WHAT TO DO. Retype each record shown below, leaving every character as it is.

▬▬▬▬▬▬

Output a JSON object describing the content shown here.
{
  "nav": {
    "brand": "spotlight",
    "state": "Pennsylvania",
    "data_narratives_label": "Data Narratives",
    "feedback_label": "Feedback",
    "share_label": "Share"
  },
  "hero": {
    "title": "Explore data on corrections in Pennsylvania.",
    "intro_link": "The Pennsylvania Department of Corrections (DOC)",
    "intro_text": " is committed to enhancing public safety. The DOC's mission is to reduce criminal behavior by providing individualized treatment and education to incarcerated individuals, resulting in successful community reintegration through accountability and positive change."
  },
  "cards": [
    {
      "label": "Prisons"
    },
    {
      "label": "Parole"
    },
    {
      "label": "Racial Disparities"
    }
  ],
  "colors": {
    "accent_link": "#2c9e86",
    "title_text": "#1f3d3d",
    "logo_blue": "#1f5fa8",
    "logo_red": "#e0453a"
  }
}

▬▬▬▬▬▬

FULL SOLUTION.
Output a JSON object describing the content shown here.
{
  "nav": {
    "brand": "spotlight",
    "state": "Pennsylvania",
    "data_narratives_label": "Data Narratives",
    "feedback_label": "Feedback",
    "share_label": "Share"
  },
  "hero": {
    "title": "Explore data on corrections in Pennsylvania.",
    "intro_link": "The Pennsylvania Department of Corrections (DOC)",
    "intro_text": " is committed to enhancing public safety. The DOC's mission is to reduce criminal behavior by providing individualized treatment and education to incarcerated individuals, resulting in successful community reintegration through accountability and positive change."
  },
  "cards": [
    {
      "label": "Prisons"
    },
    {
      "label": "Parole"
    },
    {
      "label": "Racial Disparities"
    }
  ],
  "colors": {
    "accent_link": "#2c9e86",
    "title_text": "#1f3d3d",
    "logo_blue": "#1f5fa8",
    "logo_red": "#e0453a"
  }
}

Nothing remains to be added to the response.